--- ENTRIES ---
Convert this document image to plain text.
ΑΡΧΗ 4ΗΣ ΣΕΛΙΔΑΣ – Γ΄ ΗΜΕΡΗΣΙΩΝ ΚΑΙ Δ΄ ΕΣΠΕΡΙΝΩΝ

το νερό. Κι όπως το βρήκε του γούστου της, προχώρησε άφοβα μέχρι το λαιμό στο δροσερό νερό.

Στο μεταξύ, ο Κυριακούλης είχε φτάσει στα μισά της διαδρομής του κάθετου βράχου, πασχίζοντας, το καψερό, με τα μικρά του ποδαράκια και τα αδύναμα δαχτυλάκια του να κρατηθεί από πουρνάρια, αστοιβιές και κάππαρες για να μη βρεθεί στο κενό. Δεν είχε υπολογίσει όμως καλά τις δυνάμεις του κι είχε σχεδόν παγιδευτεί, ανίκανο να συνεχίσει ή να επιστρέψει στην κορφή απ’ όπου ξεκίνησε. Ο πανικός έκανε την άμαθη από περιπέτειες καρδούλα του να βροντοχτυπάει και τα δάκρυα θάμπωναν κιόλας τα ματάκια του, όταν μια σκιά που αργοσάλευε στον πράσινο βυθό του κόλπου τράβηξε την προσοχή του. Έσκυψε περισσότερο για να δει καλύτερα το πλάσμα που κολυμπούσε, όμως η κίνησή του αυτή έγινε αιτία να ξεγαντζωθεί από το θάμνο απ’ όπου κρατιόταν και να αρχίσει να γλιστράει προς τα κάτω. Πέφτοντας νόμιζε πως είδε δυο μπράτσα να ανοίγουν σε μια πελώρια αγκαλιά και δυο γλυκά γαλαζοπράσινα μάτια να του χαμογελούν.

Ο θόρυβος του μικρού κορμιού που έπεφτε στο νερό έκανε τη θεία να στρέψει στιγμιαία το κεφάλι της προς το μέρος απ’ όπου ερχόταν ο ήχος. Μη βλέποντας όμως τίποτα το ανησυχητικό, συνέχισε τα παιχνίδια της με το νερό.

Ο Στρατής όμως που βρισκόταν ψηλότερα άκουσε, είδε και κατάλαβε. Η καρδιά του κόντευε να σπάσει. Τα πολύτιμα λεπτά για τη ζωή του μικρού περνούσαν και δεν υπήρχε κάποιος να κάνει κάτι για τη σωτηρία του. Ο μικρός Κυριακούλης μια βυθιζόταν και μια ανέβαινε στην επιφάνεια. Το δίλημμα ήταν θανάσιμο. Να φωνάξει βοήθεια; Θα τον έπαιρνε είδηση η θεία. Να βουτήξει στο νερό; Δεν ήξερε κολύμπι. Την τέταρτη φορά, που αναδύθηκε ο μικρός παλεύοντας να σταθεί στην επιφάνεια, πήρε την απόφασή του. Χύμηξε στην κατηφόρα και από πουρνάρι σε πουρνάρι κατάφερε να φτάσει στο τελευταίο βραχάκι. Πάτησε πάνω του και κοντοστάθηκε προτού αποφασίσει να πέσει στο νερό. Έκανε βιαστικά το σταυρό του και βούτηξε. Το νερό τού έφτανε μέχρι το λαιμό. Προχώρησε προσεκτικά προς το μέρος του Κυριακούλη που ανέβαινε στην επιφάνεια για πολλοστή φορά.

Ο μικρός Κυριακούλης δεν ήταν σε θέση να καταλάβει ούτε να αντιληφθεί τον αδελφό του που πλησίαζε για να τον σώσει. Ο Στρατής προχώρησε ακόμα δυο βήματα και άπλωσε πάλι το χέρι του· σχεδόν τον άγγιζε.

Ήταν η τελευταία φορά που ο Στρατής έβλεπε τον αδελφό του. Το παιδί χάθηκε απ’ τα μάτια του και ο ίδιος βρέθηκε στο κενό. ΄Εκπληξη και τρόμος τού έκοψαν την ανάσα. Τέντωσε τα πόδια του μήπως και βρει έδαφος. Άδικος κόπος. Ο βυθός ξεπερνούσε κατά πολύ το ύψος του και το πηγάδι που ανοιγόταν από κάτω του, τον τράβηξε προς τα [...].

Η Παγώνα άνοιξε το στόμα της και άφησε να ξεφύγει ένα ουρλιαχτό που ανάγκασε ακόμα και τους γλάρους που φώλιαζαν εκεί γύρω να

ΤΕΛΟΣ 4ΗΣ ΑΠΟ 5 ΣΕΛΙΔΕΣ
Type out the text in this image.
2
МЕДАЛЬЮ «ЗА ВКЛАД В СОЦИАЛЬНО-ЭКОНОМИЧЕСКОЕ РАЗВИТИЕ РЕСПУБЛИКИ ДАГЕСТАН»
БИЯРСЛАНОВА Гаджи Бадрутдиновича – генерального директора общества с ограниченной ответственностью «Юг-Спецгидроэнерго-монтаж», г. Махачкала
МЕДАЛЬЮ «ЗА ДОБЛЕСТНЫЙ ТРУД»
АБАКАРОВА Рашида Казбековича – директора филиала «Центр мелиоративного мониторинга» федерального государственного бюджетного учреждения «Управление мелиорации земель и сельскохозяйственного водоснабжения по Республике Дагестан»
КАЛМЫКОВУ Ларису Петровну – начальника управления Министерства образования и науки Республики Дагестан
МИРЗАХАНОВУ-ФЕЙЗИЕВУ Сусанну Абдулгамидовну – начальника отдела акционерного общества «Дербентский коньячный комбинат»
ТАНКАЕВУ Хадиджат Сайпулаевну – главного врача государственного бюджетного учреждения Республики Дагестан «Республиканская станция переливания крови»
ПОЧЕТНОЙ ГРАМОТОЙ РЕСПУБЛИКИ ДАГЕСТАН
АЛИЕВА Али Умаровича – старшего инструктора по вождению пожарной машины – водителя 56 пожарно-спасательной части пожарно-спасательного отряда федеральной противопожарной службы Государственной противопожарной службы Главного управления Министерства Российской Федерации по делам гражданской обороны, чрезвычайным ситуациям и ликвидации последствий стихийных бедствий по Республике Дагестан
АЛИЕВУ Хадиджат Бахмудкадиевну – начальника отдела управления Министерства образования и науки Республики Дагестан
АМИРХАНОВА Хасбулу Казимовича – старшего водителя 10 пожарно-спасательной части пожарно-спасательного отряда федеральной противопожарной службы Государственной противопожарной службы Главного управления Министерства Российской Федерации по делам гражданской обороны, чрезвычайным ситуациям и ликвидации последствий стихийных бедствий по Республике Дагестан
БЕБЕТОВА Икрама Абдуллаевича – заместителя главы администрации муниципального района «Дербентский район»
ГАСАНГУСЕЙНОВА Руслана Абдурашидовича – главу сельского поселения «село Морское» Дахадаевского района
---
- WRITTEN INSTRUCTION -
Output all of the material, please, exactly as it stands.

- EXERCISE RESULT -
Convert this document image to plain text.
ΑΡΧΗ 4ΗΣ ΣΕΛΙΔΑΣ – Γ΄ ΗΜΕΡΗΣΙΩΝ ΚΑΙ Δ΄ ΕΣΠΕΡΙΝΩΝ

το νερό. Κι όπως το βρήκε του γούστου της, προχώρησε άφοβα μέχρι το λαιμό στο δροσερό νερό.

Στο μεταξύ, ο Κυριακούλης είχε φτάσει στα μισά της διαδρομής του κάθετου βράχου, πασχίζοντας, το καψερό, με τα μικρά του ποδαράκια και τα αδύναμα δαχτυλάκια του να κρατηθεί από πουρνάρια, αστοιβιές και κάππαρες για να μη βρεθεί στο κενό. Δεν είχε υπολογίσει όμως καλά τις δυνάμεις του κι είχε σχεδόν παγιδευτεί, ανίκανο να συνεχίσει ή να επιστρέψει στην κορφή απ’ όπου ξεκίνησε. Ο πανικός έκανε την άμαθη από περιπέτειες καρδούλα του να βροντοχτυπάει και τα δάκρυα θάμπωναν κιόλας τα ματάκια του, όταν μια σκιά που αργοσάλευε στον πράσινο βυθό του κόλπου τράβηξε την προσοχή του. Έσκυψε περισσότερο για να δει καλύτερα το πλάσμα που κολυμπούσε, όμως η κίνησή του αυτή έγινε αιτία να ξεγαντζωθεί από το θάμνο απ’ όπου κρατιόταν και να αρχίσει να γλιστράει προς τα κάτω. Πέφτοντας νόμιζε πως είδε δυο μπράτσα να ανοίγουν σε μια πελώρια αγκαλιά και δυο γλυκά γαλαζοπράσινα μάτια να του χαμογελούν.

Ο θόρυβος του μικρού κορμιού που έπεφτε στο νερό έκανε τη θεία να στρέψει στιγμιαία το κεφάλι της προς το μέρος απ’ όπου ερχόταν ο ήχος. Μη βλέποντας όμως τίποτα το ανησυχητικό, συνέχισε τα παιχνίδια της με το νερό.

Ο Στρατής όμως που βρισκόταν ψηλότερα άκουσε, είδε και κατάλαβε. Η καρδιά του κόντευε να σπάσει. Τα πολύτιμα λεπτά για τη ζωή του μικρού περνούσαν και δεν υπήρχε κάποιος να κάνει κάτι για τη σωτηρία του. Ο μικρός Κυριακούλης μια βυθιζόταν και μια ανέβαινε στην επιφάνεια. Το δίλημμα ήταν θανάσιμο. Να φωνάξει βοήθεια; Θα τον έπαιρνε είδηση η θεία. Να βουτήξει στο νερό; Δεν ήξερε κολύμπι. Την τέταρτη φορά, που αναδύθηκε ο μικρός παλεύοντας να σταθεί στην επιφάνεια, πήρε την απόφασή του. Χύμηξε στην κατηφόρα και από πουρνάρι σε πουρνάρι κατάφερε να φτάσει στο τελευταίο βραχάκι. Πάτησε πάνω του και κοντοστάθηκε προτού αποφασίσει να πέσει στο νερό. Έκανε βιαστικά το σταυρό του και βούτηξε. Το νερό τού έφτανε μέχρι το λαιμό. Προχώρησε προσεκτικά προς το μέρος του Κυριακούλη που ανέβαινε στην επιφάνεια για πολλοστή φορά.

Ο μικρός Κυριακούλης δεν ήταν σε θέση να καταλάβει ούτε να αντιληφθεί τον αδελφό του που πλησίαζε για να τον σώσει. Ο Στρατής προχώρησε ακόμα δυο βήματα και άπλωσε πάλι το χέρι του· σχεδόν τον άγγιζε.

Ήταν η τελευταία φορά που ο Στρατής έβλεπε τον αδελφό του. Το παιδί χάθηκε απ’ τα μάτια του και ο ίδιος βρέθηκε στο κενό. ΄Εκπληξη και τρόμος τού έκοψαν την ανάσα. Τέντωσε τα πόδια του μήπως και βρει έδαφος. Άδικος κόπος. Ο βυθός ξεπερνούσε κατά πολύ το ύψος του και το πηγάδι που ανοιγόταν από κάτω του, τον τράβηξε προς τα [...].

Η Παγώνα άνοιξε το στόμα της και άφησε να ξεφύγει ένα ουρλιαχτό που ανάγκασε ακόμα και τους γλάρους που φώλιαζαν εκεί γύρω να

ΤΕΛΟΣ 4ΗΣ ΑΠΟ 5 ΣΕΛΙΔΕΣ
Type out the text in this image.
2
МЕДАЛЬЮ «ЗА ВКЛАД В СОЦИАЛЬНО-ЭКОНОМИЧЕСКОЕ РАЗВИТИЕ РЕСПУБЛИКИ ДАГЕСТАН»
БИЯРСЛАНОВА Гаджи Бадрутдиновича – генерального директора общества с ограниченной ответственностью «Юг-Спецгидроэнерго-монтаж», г. Махачкала
МЕДАЛЬЮ «ЗА ДОБЛЕСТНЫЙ ТРУД»
АБАКАРОВА Рашида Казбековича – директора филиала «Центр мелиоративного мониторинга» федерального государственного бюджетного учреждения «Управление мелиорации земель и сельскохозяйственного водоснабжения по Республике Дагестан»
КАЛМЫКОВУ Ларису Петровну – начальника управления Министерства образования и науки Республики Дагестан
МИРЗАХАНОВУ-ФЕЙЗИЕВУ Сусанну Абдулгамидовну – начальника отдела акционерного общества «Дербентский коньячный комбинат»
ТАНКАЕВУ Хадиджат Сайпулаевну – главного врача государственного бюджетного учреждения Республики Дагестан «Республиканская станция переливания крови»
ПОЧЕТНОЙ ГРАМОТОЙ РЕСПУБЛИКИ ДАГЕСТАН
АЛИЕВА Али Умаровича – старшего инструктора по вождению пожарной машины – водителя 56 пожарно-спасательной части пожарно-спасательного отряда федеральной противопожарной службы Государственной противопожарной службы Главного управления Министерства Российской Федерации по делам гражданской обороны, чрезвычайным ситуациям и ликвидации последствий стихийных бедствий по Республике Дагестан
АЛИЕВУ Хадиджат Бахмудкадиевну – начальника отдела управления Министерства образования и науки Республики Дагестан
АМИРХАНОВА Хасбулу Казимовича – старшего водителя 10 пожарно-спасательной части пожарно-спасательного отряда федеральной противопожарной службы Государственной противопожарной службы Главного управления Министерства Российской Федерации по делам гражданской обороны, чрезвычайным ситуациям и ликвидации последствий стихийных бедствий по Республике Дагестан
БЕБЕТОВА Икрама Абдуллаевича – заместителя главы администрации муниципального района «Дербентский район»
ГАСАНГУСЕЙНОВА Руслана Абдурашидовича – главу сельского поселения «село Морское» Дахадаевского района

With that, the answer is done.